Task:
Transcribe the items below word for word, from the first line of the items through the line that contains "- calendar-cell: 8", including both ends.

Provided information:
——————
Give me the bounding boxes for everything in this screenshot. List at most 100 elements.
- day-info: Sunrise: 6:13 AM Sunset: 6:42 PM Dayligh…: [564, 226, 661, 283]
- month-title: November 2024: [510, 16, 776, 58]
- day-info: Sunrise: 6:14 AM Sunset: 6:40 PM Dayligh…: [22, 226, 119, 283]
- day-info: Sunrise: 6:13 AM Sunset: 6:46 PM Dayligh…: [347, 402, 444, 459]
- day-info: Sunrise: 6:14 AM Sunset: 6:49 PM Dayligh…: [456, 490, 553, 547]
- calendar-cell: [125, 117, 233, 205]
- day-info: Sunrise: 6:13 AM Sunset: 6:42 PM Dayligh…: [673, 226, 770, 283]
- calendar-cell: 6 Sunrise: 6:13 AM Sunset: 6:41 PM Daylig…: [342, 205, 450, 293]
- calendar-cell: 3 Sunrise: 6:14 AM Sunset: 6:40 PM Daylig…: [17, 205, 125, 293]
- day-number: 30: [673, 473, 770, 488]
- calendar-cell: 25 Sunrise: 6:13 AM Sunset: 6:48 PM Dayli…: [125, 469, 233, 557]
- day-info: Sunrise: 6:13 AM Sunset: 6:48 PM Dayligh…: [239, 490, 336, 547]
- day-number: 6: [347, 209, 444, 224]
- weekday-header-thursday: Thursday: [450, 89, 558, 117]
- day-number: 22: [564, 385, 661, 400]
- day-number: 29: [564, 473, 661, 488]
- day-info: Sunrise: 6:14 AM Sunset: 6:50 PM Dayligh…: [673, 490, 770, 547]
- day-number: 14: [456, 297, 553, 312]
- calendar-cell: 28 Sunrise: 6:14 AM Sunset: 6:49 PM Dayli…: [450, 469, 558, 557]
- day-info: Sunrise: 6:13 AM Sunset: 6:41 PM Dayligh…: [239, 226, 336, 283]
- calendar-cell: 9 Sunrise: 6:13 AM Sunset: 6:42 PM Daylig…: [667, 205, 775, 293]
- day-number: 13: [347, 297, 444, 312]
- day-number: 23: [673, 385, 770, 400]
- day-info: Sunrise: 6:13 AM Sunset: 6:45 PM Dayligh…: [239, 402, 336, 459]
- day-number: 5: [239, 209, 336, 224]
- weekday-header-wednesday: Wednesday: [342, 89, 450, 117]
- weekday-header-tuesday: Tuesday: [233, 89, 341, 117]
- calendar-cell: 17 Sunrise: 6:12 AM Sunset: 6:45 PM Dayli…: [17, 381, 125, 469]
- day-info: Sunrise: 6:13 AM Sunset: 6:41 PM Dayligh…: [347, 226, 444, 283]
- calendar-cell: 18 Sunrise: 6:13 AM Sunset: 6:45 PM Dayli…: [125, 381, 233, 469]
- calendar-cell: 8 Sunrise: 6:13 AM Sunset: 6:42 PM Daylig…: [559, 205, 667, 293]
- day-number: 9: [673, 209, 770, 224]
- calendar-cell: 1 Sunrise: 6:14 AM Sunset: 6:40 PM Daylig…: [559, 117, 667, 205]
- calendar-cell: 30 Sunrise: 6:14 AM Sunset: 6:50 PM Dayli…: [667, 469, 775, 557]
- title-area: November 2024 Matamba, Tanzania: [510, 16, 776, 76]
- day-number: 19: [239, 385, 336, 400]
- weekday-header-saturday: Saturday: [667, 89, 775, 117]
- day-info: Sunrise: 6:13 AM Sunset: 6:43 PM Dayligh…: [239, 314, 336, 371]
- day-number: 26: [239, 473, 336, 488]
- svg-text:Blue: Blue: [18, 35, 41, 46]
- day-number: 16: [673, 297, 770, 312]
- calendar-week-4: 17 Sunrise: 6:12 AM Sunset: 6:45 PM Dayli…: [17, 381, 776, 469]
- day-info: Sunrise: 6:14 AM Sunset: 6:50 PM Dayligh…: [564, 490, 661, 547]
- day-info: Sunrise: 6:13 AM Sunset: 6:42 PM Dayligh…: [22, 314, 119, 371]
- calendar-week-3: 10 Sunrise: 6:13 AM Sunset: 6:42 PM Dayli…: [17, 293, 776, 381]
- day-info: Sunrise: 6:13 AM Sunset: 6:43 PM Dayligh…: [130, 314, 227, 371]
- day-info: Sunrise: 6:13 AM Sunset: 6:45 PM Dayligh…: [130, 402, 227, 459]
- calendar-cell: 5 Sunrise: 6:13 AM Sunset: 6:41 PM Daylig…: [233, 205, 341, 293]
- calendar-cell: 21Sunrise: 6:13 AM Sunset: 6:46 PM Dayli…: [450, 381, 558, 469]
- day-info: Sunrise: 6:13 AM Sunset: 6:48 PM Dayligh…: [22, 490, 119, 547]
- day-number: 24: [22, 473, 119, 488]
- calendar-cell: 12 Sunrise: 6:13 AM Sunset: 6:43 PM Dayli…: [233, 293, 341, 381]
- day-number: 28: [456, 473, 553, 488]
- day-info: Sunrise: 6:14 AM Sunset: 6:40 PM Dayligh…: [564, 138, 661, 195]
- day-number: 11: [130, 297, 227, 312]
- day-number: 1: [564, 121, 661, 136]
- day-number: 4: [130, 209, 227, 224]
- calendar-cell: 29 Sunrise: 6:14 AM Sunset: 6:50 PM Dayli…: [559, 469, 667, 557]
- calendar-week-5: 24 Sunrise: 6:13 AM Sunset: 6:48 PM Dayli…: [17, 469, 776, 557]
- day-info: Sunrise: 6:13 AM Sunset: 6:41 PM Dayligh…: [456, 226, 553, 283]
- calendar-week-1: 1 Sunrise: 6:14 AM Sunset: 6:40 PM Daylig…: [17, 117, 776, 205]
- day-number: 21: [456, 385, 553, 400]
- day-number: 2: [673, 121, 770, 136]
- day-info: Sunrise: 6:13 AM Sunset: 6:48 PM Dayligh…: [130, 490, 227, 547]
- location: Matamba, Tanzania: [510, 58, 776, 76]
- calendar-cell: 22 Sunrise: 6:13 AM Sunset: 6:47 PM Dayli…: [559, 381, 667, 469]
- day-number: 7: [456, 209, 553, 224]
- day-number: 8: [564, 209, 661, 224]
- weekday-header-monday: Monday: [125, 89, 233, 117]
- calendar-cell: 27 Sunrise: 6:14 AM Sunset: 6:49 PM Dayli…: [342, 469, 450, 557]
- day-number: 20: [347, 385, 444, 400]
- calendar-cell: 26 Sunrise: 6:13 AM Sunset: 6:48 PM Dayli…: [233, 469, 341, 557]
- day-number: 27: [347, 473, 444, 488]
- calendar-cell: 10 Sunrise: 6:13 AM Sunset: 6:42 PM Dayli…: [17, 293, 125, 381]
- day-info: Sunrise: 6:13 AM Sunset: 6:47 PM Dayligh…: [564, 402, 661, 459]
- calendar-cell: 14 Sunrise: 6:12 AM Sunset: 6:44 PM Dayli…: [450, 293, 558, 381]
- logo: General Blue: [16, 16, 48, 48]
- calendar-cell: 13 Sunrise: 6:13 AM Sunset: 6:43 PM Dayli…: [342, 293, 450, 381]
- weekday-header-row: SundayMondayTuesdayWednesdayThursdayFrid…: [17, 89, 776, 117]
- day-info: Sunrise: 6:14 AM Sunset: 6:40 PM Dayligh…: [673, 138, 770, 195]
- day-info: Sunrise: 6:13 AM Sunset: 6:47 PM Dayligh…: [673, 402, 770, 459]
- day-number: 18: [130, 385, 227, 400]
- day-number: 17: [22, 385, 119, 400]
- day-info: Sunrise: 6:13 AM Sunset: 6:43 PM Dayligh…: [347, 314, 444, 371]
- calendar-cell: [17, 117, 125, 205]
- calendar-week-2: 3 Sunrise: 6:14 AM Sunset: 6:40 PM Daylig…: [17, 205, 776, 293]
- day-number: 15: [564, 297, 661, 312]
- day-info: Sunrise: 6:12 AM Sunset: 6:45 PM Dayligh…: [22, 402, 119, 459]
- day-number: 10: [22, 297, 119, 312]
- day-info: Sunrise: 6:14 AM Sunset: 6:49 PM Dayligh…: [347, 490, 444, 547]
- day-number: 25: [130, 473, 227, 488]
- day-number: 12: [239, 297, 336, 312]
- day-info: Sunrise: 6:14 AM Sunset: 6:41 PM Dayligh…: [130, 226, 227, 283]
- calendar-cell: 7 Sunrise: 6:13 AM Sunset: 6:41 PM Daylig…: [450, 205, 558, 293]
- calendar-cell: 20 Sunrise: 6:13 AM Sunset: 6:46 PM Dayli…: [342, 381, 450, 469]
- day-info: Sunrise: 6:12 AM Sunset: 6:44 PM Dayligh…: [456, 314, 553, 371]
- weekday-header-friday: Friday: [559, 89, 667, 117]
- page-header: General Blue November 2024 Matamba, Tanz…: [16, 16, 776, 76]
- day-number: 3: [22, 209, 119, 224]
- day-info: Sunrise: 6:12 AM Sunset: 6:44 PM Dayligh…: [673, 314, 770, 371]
——————
Response to this task:
Give me the bounding boxes for everything in this screenshot. List at most 100 elements.
- day-info: Sunrise: 6:13 AM Sunset: 6:42 PM Dayligh…: [564, 226, 661, 283]
- month-title: November 2024: [510, 16, 776, 58]
- day-info: Sunrise: 6:14 AM Sunset: 6:40 PM Dayligh…: [22, 226, 119, 283]
- day-info: Sunrise: 6:13 AM Sunset: 6:46 PM Dayligh…: [347, 402, 444, 459]
- day-info: Sunrise: 6:14 AM Sunset: 6:49 PM Dayligh…: [456, 490, 553, 547]
- calendar-cell: [125, 117, 233, 205]
- day-info: Sunrise: 6:13 AM Sunset: 6:42 PM Dayligh…: [673, 226, 770, 283]
- calendar-cell: 6 Sunrise: 6:13 AM Sunset: 6:41 PM Daylig…: [342, 205, 450, 293]
- calendar-cell: 3 Sunrise: 6:14 AM Sunset: 6:40 PM Daylig…: [17, 205, 125, 293]
- day-number: 30: [673, 473, 770, 488]
- calendar-cell: 25 Sunrise: 6:13 AM Sunset: 6:48 PM Dayli…: [125, 469, 233, 557]
- day-info: Sunrise: 6:13 AM Sunset: 6:48 PM Dayligh…: [239, 490, 336, 547]
- day-number: 6: [347, 209, 444, 224]
- weekday-header-thursday: Thursday: [450, 89, 558, 117]
- day-number: 22: [564, 385, 661, 400]
- day-number: 29: [564, 473, 661, 488]
- day-info: Sunrise: 6:14 AM Sunset: 6:50 PM Dayligh…: [673, 490, 770, 547]
- day-number: 14: [456, 297, 553, 312]
- calendar-cell: 28 Sunrise: 6:14 AM Sunset: 6:49 PM Dayli…: [450, 469, 558, 557]
- day-info: Sunrise: 6:13 AM Sunset: 6:41 PM Dayligh…: [239, 226, 336, 283]
- calendar-cell: 9 Sunrise: 6:13 AM Sunset: 6:42 PM Daylig…: [667, 205, 775, 293]
- day-number: 13: [347, 297, 444, 312]
- day-number: 23: [673, 385, 770, 400]
- day-info: Sunrise: 6:13 AM Sunset: 6:45 PM Dayligh…: [239, 402, 336, 459]
- day-number: 5: [239, 209, 336, 224]
- weekday-header-wednesday: Wednesday: [342, 89, 450, 117]
- weekday-header-tuesday: Tuesday: [233, 89, 341, 117]
- calendar-cell: 17 Sunrise: 6:12 AM Sunset: 6:45 PM Dayli…: [17, 381, 125, 469]
- day-info: Sunrise: 6:13 AM Sunset: 6:41 PM Dayligh…: [347, 226, 444, 283]
- calendar-cell: 18 Sunrise: 6:13 AM Sunset: 6:45 PM Dayli…: [125, 381, 233, 469]
- calendar-cell: 8 Sunrise: 6:13 AM Sunset: 6:42 PM Daylig…: [559, 205, 667, 293]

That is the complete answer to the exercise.